[Stored data]
···

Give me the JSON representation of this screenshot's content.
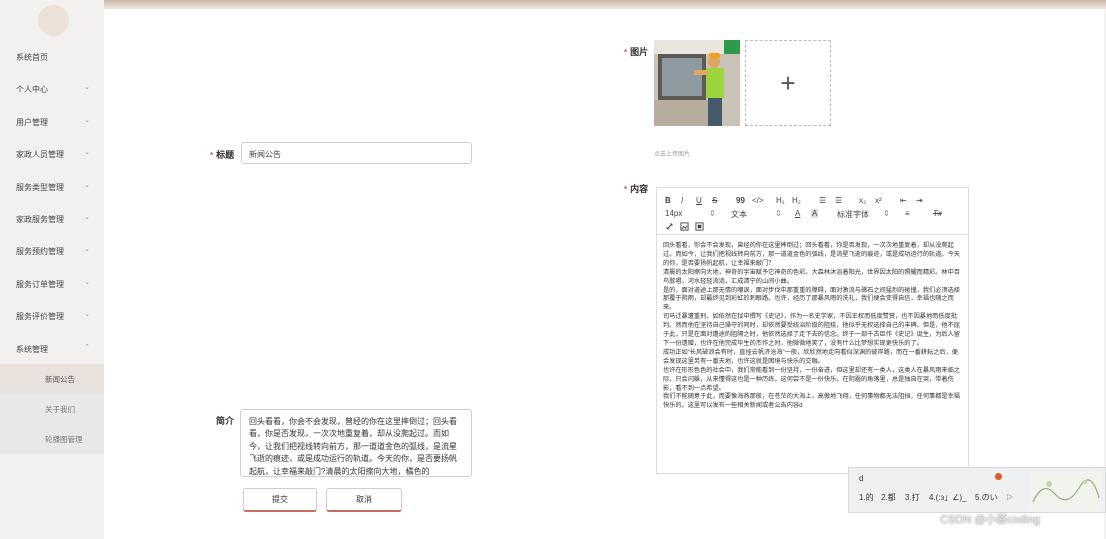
{
  "sidebar": {
    "items": [
      {
        "label": "系统首页"
      },
      {
        "label": "个人中心"
      },
      {
        "label": "用户管理"
      },
      {
        "label": "家政人员管理"
      },
      {
        "label": "服务类型管理"
      },
      {
        "label": "家政服务管理"
      },
      {
        "label": "服务预约管理"
      },
      {
        "label": "服务订单管理"
      },
      {
        "label": "服务评价管理"
      },
      {
        "label": "系统管理"
      }
    ],
    "subitems": [
      {
        "label": "新闻公告"
      },
      {
        "label": "关于我们"
      },
      {
        "label": "轮播图管理"
      }
    ]
  },
  "form": {
    "image_label": "图片",
    "image_hint": "点击上传图片",
    "add_symbol": "+",
    "title_label": "标题",
    "title_value": "新闻公告",
    "content_label": "内容",
    "summary_label": "简介",
    "summary_value": "回头看看，你会不会发现，曾经的你在这里摔倒过；回头看看，你是否发现，一次次地重复着，却从没爬起过。而如今，让我们把视线转向前方，那一道道金色的弧线，是流星飞逝的痕迹，或是成功运行的轨道。今天的你，是否要扬帆起航，让幸福来敲门?清晨的太阳擦向大地，橘色的",
    "required_mark": "*"
  },
  "editor": {
    "toolbar": {
      "bold": "B",
      "italic": "I",
      "underline": "U",
      "strike": "S",
      "quote": "99",
      "code": "</>",
      "h1": "H₁",
      "h2": "H₂",
      "ol": "☰",
      "ul": "☰",
      "sub": "x₂",
      "sup": "x²",
      "outdent": "⇤",
      "indent": "⇥",
      "size": "14px",
      "heading": "文本",
      "color": "A",
      "bg": "A",
      "font": "标准字体",
      "align": "≡",
      "clear": "Tx"
    },
    "paragraphs": [
      "回头看看，你会不会发现，曾经的你在这里摔倒过；回头看看，你是否发现，一次次地重复着，却从没爬起过。而如今，让我们把视线转向前方，那一道道金色的弧线，是流星飞逝的痕迹，或是成功运行的轨道。今天的你，是否要扬帆起航，让幸福来敲门？",
      "清晨的太阳擦向大地，神奇的宇宙赋予它神奇的色彩。大森林沐浴着阳光，世界因太阳的照耀而精彩。林中百鸟歌唱，河水轻轻流淌，汇成清宁的山间小曲。",
      "是的，面对道途上那无情的嘲讽，面对步伐中那重重的障碍，面对激流与礁石之间猛烈的碰撞，我们必须选择那覆于阴雨，却最终见到彩虹的刺眼路。也许，经历了那暴风雨的洗礼，我们便会变得自信，幸福也随之而来。",
      "司马迁暴遭重刑，如依然在狱中撰写《史记》，作为一名史学家，不因王权而低度赞赏，也不因暴地而低度批判。然而他在坚持自己操守的同时，却依然要受统治阶级的阻挠，他似乎无权选择自己的丰碑。但是，他不屈于此，只是在面对遭途的阻隔之时，他依然选择了走下去的信念。终于一部千古巨作《史记》诞生，为后人留下一份遗赠，也许在他完成毕生的杰作之时，他微微地笑了，没有什么比梦想实现更快乐的了。",
      "成功正如“长风破浪会有时，直挂云帆济沧海”一般，欣欣然地走向看似深渊的彼岸路，而在一番耕耘之后，便会发现这里另有一番天地，也许这就是困境与快乐的交融。",
      "也许在形形色色的社会中，我们常能看到一份坚持，一份奋进，但这里却还有一类人，这类人在暴风雨来临之际，只会闪躲，从来懂得这也是一种历练，这何尝不是一份快乐。在阴霾的角落里，总是独自在哭，带着伤影，看不到一点希望。",
      "我们不能随意于此，而要像海燕那般，在苍茫的大海上，高傲地飞翔，任何事物都无法阻挡，任何事都是幸福快乐的。这里可以发布一些相关新闻或者公告内容d"
    ]
  },
  "buttons": {
    "submit": "提交",
    "cancel": "取消"
  },
  "ime": {
    "input": "d",
    "candidates": [
      "1.的",
      "2.都",
      "3.打",
      "4.(:з」∠)_",
      "5.のい"
    ],
    "next": "▷"
  },
  "watermark": "CSDN @小蔡coding"
}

···

REQUEST -
Copy every entry exactly as written. Pictures are excluded.

IN RESPONSE -
Give me the JSON representation of this screenshot's content.
{
  "sidebar": {
    "items": [
      {
        "label": "系统首页"
      },
      {
        "label": "个人中心"
      },
      {
        "label": "用户管理"
      },
      {
        "label": "家政人员管理"
      },
      {
        "label": "服务类型管理"
      },
      {
        "label": "家政服务管理"
      },
      {
        "label": "服务预约管理"
      },
      {
        "label": "服务订单管理"
      },
      {
        "label": "服务评价管理"
      },
      {
        "label": "系统管理"
      }
    ],
    "subitems": [
      {
        "label": "新闻公告"
      },
      {
        "label": "关于我们"
      },
      {
        "label": "轮播图管理"
      }
    ]
  },
  "form": {
    "image_label": "图片",
    "image_hint": "点击上传图片",
    "add_symbol": "+",
    "title_label": "标题",
    "title_value": "新闻公告",
    "content_label": "内容",
    "summary_label": "简介",
    "summary_value": "回头看看，你会不会发现，曾经的你在这里摔倒过；回头看看，你是否发现，一次次地重复着，却从没爬起过。而如今，让我们把视线转向前方，那一道道金色的弧线，是流星飞逝的痕迹，或是成功运行的轨道。今天的你，是否要扬帆起航，让幸福来敲门?清晨的太阳擦向大地，橘色的",
    "required_mark": "*"
  },
  "editor": {
    "toolbar": {
      "bold": "B",
      "italic": "I",
      "underline": "U",
      "strike": "S",
      "quote": "99",
      "code": "</>",
      "h1": "H₁",
      "h2": "H₂",
      "ol": "☰",
      "ul": "☰",
      "sub": "x₂",
      "sup": "x²",
      "outdent": "⇤",
      "indent": "⇥",
      "size": "14px",
      "heading": "文本",
      "color": "A",
      "bg": "A",
      "font": "标准字体",
      "align": "≡",
      "clear": "Tx"
    },
    "paragraphs": [
      "回头看看，你会不会发现，曾经的你在这里摔倒过；回头看看，你是否发现，一次次地重复着，却从没爬起过。而如今，让我们把视线转向前方，那一道道金色的弧线，是流星飞逝的痕迹，或是成功运行的轨道。今天的你，是否要扬帆起航，让幸福来敲门？",
      "清晨的太阳擦向大地，神奇的宇宙赋予它神奇的色彩。大森林沐浴着阳光，世界因太阳的照耀而精彩。林中百鸟歌唱，河水轻轻流淌，汇成清宁的山间小曲。",
      "是的，面对道途上那无情的嘲讽，面对步伐中那重重的障碍，面对激流与礁石之间猛烈的碰撞，我们必须选择那覆于阴雨，却最终见到彩虹的刺眼路。也许，经历了那暴风雨的洗礼，我们便会变得自信，幸福也随之而来。",
      "司马迁暴遭重刑，如依然在狱中撰写《史记》，作为一名史学家，不因王权而低度赞赏，也不因暴地而低度批判。然而他在坚持自己操守的同时，却依然要受统治阶级的阻挠，他似乎无权选择自己的丰碑。但是，他不屈于此，只是在面对遭途的阻隔之时，他依然选择了走下去的信念。终于一部千古巨作《史记》诞生，为后人留下一份遗赠，也许在他完成毕生的杰作之时，他微微地笑了，没有什么比梦想实现更快乐的了。",
      "成功正如“长风破浪会有时，直挂云帆济沧海”一般，欣欣然地走向看似深渊的彼岸路，而在一番耕耘之后，便会发现这里另有一番天地，也许这就是困境与快乐的交融。",
      "也许在形形色色的社会中，我们常能看到一份坚持，一份奋进，但这里却还有一类人，这类人在暴风雨来临之际，只会闪躲，从来懂得这也是一种历练，这何尝不是一份快乐。在阴霾的角落里，总是独自在哭，带着伤影，看不到一点希望。",
      "我们不能随意于此，而要像海燕那般，在苍茫的大海上，高傲地飞翔，任何事物都无法阻挡，任何事都是幸福快乐的。这里可以发布一些相关新闻或者公告内容d"
    ]
  },
  "buttons": {
    "submit": "提交",
    "cancel": "取消"
  },
  "ime": {
    "input": "d",
    "candidates": [
      "1.的",
      "2.都",
      "3.打",
      "4.(:з」∠)_",
      "5.のい"
    ],
    "next": "▷"
  },
  "watermark": "CSDN @小蔡coding"
}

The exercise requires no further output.